## Task description
Each line of the material below that holds the word "abonando" needs to be copied.

## Data entries
•••

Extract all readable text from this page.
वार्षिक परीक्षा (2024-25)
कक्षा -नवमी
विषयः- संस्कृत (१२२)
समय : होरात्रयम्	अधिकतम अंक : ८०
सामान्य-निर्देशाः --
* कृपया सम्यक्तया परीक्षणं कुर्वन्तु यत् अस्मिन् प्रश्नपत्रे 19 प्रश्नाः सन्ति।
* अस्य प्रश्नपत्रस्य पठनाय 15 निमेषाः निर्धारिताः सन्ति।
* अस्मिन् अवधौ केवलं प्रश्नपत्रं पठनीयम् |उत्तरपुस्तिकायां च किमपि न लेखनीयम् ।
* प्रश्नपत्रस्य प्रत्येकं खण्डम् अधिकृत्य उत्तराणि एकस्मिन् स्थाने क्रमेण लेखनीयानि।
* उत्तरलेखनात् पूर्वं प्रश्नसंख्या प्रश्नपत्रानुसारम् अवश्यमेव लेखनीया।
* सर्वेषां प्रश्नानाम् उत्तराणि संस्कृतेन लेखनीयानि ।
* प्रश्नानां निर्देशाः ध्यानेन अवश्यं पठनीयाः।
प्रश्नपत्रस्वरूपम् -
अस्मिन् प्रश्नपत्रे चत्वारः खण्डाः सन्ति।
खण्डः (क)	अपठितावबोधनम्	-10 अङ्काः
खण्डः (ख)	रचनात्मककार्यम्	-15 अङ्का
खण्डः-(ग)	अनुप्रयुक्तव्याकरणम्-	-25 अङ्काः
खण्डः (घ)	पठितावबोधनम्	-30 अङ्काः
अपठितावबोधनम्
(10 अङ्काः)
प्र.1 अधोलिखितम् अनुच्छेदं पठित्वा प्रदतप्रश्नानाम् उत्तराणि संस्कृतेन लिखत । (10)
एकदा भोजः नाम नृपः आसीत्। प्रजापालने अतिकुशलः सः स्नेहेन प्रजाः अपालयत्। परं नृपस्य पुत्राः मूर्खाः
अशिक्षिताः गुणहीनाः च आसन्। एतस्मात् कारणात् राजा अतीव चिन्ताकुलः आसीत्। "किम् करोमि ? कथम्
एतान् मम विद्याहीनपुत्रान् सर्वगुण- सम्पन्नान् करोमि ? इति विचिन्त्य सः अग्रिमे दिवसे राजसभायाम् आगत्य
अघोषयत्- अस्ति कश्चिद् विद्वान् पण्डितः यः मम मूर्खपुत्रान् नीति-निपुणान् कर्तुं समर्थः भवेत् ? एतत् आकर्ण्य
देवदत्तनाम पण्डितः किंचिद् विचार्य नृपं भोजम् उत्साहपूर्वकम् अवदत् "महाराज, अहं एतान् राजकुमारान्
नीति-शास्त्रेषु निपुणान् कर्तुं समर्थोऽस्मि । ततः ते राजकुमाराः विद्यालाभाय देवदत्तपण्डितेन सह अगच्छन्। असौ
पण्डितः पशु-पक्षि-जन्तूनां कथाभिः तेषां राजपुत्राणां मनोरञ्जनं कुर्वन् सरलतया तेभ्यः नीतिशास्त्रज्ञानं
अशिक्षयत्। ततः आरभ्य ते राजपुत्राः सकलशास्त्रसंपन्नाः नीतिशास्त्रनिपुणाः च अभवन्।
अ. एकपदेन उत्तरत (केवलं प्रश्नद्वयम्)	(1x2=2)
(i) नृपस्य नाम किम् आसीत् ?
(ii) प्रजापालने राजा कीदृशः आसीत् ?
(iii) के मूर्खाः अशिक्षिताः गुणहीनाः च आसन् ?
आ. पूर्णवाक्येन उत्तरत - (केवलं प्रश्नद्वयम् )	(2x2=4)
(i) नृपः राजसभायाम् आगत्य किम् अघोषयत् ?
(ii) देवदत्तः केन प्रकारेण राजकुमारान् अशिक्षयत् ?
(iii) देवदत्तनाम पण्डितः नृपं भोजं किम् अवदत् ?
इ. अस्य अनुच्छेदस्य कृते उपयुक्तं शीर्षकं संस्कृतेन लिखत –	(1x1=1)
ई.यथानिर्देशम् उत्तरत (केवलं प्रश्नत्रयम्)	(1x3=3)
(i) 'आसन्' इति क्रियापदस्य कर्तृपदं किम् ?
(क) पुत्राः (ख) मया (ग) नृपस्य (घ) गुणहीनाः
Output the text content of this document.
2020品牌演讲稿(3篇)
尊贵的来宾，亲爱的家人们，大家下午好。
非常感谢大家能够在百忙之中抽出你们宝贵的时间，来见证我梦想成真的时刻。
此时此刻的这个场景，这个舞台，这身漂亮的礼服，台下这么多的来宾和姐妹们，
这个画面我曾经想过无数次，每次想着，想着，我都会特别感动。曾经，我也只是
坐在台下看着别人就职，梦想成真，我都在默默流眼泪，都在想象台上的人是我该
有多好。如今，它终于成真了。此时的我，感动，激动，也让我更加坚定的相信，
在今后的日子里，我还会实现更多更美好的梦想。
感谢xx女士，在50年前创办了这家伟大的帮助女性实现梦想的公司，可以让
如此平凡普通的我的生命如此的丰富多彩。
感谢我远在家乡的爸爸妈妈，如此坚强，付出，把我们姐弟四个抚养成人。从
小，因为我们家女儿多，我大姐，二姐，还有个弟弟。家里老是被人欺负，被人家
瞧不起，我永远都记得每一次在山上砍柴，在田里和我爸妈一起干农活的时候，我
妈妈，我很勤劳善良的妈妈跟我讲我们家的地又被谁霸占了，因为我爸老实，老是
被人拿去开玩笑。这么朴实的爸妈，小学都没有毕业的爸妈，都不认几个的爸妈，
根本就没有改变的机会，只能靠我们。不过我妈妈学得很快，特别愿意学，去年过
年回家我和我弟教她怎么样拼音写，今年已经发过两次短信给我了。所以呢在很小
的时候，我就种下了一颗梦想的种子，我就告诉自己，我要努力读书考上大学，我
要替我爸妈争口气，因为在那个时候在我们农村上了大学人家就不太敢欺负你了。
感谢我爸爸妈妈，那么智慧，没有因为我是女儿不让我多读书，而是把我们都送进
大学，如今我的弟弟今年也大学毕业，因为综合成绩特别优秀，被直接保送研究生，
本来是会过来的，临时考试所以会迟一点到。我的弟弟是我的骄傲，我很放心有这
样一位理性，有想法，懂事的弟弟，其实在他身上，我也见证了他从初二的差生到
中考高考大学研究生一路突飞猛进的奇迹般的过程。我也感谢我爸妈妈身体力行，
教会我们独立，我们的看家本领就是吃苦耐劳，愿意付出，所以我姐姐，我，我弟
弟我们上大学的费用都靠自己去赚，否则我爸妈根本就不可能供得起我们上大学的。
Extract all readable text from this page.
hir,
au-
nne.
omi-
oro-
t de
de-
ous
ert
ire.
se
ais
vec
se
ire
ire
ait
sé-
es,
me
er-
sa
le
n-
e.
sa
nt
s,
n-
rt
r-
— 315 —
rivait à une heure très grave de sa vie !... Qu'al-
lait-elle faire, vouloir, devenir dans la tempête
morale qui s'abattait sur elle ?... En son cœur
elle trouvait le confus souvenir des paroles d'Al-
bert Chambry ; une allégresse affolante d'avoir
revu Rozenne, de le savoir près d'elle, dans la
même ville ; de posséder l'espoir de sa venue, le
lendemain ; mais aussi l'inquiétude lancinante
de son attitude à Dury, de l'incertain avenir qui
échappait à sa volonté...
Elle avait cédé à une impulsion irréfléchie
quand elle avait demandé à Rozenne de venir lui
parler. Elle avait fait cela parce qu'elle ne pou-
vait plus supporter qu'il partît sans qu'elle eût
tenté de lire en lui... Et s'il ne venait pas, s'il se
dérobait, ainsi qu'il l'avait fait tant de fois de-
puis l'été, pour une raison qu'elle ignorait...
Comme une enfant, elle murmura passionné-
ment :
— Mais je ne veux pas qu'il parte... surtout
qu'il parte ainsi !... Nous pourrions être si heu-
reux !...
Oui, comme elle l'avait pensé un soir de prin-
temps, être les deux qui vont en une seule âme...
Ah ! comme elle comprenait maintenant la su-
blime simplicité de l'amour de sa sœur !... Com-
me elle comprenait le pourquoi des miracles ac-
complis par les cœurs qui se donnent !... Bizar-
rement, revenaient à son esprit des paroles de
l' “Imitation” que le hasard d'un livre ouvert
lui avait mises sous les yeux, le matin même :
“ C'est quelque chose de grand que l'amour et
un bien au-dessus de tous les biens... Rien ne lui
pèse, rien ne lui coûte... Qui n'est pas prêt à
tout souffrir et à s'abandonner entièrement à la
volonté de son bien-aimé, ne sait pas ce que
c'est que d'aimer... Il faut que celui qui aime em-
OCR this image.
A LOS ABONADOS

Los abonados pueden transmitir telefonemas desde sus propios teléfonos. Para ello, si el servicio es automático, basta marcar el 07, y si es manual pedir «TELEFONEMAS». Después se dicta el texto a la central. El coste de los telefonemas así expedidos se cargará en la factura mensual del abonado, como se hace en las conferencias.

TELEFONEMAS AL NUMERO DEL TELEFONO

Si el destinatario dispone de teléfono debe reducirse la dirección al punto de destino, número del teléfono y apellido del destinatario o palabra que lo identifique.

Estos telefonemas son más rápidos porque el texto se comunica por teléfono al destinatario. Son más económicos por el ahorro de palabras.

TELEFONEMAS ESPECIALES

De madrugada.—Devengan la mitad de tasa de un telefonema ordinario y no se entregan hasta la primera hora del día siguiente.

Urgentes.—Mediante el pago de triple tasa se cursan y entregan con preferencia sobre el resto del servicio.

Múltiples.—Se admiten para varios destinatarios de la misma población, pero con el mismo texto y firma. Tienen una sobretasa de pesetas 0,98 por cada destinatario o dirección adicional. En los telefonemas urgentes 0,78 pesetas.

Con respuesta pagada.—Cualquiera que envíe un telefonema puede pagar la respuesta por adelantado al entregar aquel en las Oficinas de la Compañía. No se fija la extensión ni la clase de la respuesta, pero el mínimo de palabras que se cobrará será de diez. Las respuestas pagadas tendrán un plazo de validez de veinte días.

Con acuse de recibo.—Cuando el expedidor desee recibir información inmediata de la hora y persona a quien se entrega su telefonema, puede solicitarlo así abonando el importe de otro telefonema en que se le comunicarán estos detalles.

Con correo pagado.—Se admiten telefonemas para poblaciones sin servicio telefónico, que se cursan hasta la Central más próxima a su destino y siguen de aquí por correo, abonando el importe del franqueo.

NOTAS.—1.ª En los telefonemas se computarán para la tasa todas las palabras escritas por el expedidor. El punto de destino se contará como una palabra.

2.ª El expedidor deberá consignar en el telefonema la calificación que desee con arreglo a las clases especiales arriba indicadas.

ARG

•••

## Solution
Con acuse de recibo.—Cuando el expedidor desee recibir información inmediata de la hora y persona a quien se entrega su telefonema, puede solicitarlo así abonando el importe de otro telefonema en que se le comunicarán estos detalles.
Con correo pagado.—Se admiten telefonemas para poblaciones sin servicio telefónico, que se cursan hasta la Central más próxima a su destino y siguen de aquí por correo, abonando el importe del franqueo.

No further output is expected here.